/---
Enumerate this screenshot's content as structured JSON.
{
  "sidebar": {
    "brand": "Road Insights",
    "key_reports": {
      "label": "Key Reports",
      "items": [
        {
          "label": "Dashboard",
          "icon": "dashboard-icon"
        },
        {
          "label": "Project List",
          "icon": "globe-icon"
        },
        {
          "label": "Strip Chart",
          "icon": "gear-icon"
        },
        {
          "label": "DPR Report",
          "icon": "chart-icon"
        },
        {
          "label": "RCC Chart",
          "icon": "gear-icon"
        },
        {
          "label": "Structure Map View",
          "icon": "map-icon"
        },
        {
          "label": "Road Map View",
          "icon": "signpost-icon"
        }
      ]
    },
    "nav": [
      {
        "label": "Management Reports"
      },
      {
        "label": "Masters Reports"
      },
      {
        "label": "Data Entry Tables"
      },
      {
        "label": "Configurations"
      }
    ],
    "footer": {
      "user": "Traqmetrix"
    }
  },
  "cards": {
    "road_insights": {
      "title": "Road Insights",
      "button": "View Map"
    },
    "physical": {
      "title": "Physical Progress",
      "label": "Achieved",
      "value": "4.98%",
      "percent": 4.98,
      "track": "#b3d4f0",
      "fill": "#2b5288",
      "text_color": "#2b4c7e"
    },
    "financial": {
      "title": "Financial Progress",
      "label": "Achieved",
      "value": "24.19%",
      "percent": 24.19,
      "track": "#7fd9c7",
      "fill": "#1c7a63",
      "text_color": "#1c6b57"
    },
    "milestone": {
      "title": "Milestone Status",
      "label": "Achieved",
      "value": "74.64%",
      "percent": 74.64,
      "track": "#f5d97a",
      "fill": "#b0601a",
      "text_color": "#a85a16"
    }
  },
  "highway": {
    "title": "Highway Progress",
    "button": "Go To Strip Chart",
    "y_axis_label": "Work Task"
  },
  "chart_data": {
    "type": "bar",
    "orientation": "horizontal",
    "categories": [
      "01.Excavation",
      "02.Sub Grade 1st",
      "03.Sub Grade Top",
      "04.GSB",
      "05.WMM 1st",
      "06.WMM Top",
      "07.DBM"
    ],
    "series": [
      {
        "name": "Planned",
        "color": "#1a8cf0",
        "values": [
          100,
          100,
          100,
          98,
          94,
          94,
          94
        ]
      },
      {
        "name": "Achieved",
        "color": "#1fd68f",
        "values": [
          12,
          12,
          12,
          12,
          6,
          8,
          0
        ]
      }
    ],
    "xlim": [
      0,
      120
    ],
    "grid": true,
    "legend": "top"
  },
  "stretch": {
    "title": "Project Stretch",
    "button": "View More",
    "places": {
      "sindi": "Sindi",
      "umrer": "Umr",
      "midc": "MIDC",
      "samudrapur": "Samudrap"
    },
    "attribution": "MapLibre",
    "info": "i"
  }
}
\---
/---
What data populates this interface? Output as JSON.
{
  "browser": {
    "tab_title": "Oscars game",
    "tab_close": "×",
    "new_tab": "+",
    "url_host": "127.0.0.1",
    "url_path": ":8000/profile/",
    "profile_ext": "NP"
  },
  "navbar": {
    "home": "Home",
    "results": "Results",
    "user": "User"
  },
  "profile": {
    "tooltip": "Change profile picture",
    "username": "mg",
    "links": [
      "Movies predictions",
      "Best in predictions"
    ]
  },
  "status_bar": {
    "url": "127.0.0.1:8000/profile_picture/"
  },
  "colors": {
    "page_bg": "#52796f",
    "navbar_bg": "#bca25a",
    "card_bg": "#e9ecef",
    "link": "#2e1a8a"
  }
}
\---
/---
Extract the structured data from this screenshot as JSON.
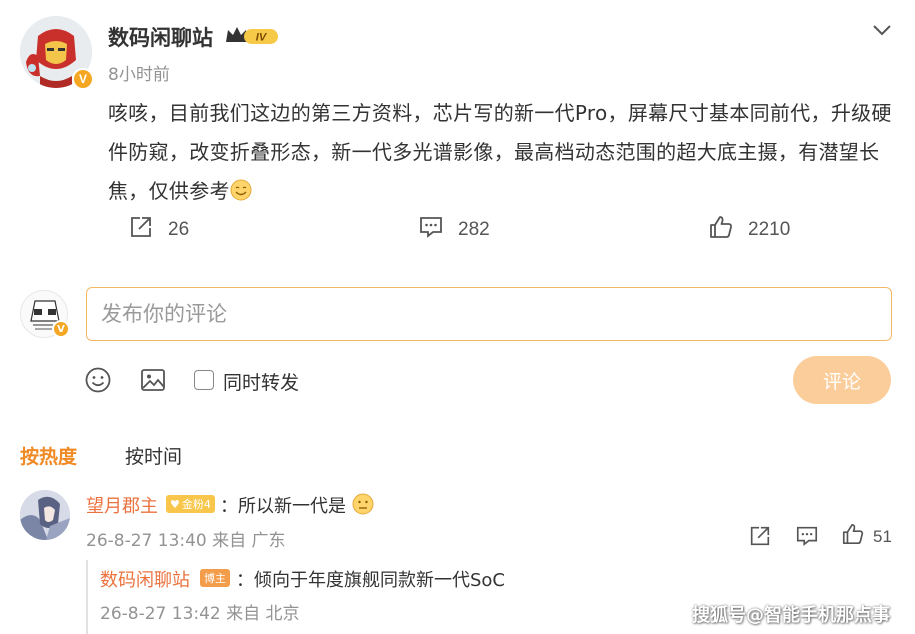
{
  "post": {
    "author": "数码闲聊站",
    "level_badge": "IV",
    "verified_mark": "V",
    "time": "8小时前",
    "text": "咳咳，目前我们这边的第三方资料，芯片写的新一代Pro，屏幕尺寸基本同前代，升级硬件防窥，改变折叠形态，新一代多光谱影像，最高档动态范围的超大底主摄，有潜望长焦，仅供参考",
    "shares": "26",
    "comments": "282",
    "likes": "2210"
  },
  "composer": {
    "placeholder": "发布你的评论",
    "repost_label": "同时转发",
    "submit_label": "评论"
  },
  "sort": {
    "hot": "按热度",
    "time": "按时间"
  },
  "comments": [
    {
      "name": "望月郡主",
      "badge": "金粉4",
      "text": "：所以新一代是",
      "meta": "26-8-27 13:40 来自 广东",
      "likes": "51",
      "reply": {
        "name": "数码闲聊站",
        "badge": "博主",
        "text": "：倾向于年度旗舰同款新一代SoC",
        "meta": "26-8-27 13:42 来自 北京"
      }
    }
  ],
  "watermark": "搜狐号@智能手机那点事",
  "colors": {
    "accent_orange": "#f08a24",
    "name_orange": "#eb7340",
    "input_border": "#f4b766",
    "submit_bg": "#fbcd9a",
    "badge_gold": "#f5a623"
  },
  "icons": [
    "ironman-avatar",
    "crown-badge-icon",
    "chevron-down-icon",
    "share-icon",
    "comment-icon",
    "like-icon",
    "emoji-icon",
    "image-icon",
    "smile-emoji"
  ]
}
\---
### Directive:
From the entries, copy out each line containing the word "Strip".

### Result:
          "label": "Strip Chart",
    "button": "Go To Strip Chart",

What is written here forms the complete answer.